:: RECORDS ::
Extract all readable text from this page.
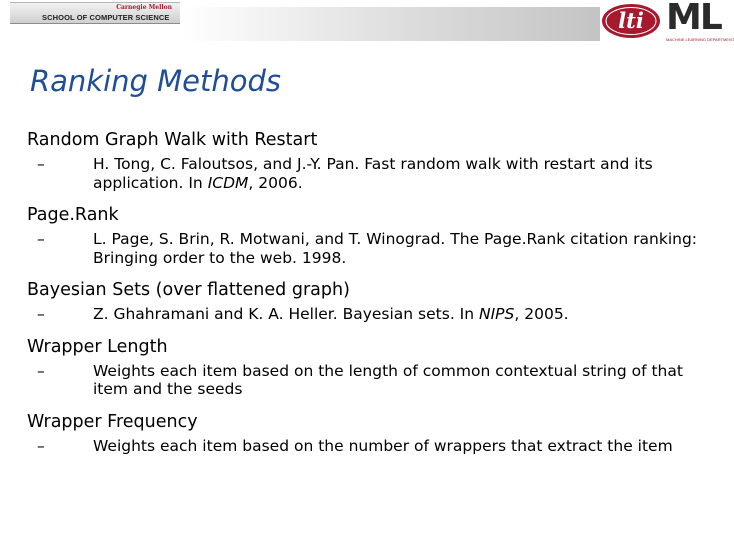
Carnegie Mellon
SCHOOL OF COMPUTER SCIENCE	lti ML
MACHINE LEARNING DEPARTMENT
Ranking Methods
Random Graph Walk with Restart
–	H. Tong, C. Faloutsos, and J.-Y. Pan. Fast random walk with restart and its application. In ICDM, 2006.
Page.Rank
–	L. Page, S. Brin, R. Motwani, and T. Winograd. The Page.Rank citation ranking: Bringing order to the web. 1998.
Bayesian Sets (over flattened graph)
–	Z. Ghahramani and K. A. Heller. Bayesian sets. In NIPS, 2005.
Wrapper Length
–	Weights each item based on the length of common contextual string of that item and the seeds
Wrapper Frequency
–	Weights each item based on the number of wrappers that extract the item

:: WORK TO DO ::
The pictures in the entries should be left out; output everything else exactly.

:: ANSWER FOR THE TASK ::
Extract all readable text from this page.
Carnegie Mellon
SCHOOL OF COMPUTER SCIENCE	lti ML
MACHINE LEARNING DEPARTMENT
Ranking Methods
Random Graph Walk with Restart
–	H. Tong, C. Faloutsos, and J.-Y. Pan. Fast random walk with restart and its application. In ICDM, 2006.
Page.Rank
–	L. Page, S. Brin, R. Motwani, and T. Winograd. The Page.Rank citation ranking: Bringing order to the web. 1998.
Bayesian Sets (over flattened graph)
–	Z. Ghahramani and K. A. Heller. Bayesian sets. In NIPS, 2005.
Wrapper Length
–	Weights each item based on the length of common contextual string of that item and the seeds
Wrapper Frequency
–	Weights each item based on the number of wrappers that extract the item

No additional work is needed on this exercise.